### TASK INPUTS ###

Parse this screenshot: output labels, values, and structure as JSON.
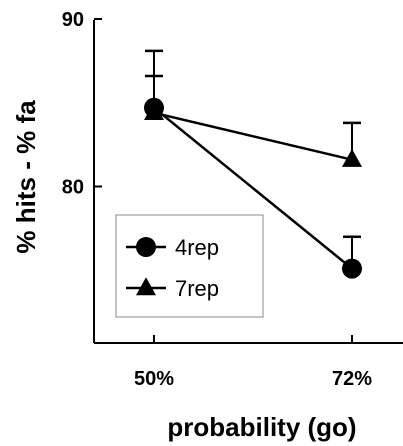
{
  "chart_data": {
    "type": "line",
    "xlabel": "probability (go)",
    "ylabel": "% hits - % fa",
    "categories": [
      "50%",
      "72%"
    ],
    "ylim": [
      70,
      90
    ],
    "y_ticks": [
      80,
      90
    ],
    "grid": false,
    "legend_position": "bottom-left",
    "series": [
      {
        "name": "4rep",
        "marker": "circle",
        "values": [
          84.7,
          75.1
        ],
        "error_upper": [
          86.6,
          77.0
        ]
      },
      {
        "name": "7rep",
        "marker": "triangle",
        "values": [
          84.4,
          81.6
        ],
        "error_upper": [
          88.1,
          83.8
        ]
      }
    ]
  }
}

###

Every entry must be reproduced exactly, with the images left out.

* OUTPUT OF THE EXERCISE *
Parse this screenshot: output labels, values, and structure as JSON.
{
  "chart_data": {
    "type": "line",
    "xlabel": "probability (go)",
    "ylabel": "% hits - % fa",
    "categories": [
      "50%",
      "72%"
    ],
    "ylim": [
      70,
      90
    ],
    "y_ticks": [
      80,
      90
    ],
    "grid": false,
    "legend_position": "bottom-left",
    "series": [
      {
        "name": "4rep",
        "marker": "circle",
        "values": [
          84.7,
          75.1
        ],
        "error_upper": [
          86.6,
          77.0
        ]
      },
      {
        "name": "7rep",
        "marker": "triangle",
        "values": [
          84.4,
          81.6
        ],
        "error_upper": [
          88.1,
          83.8
        ]
      }
    ]
  }
}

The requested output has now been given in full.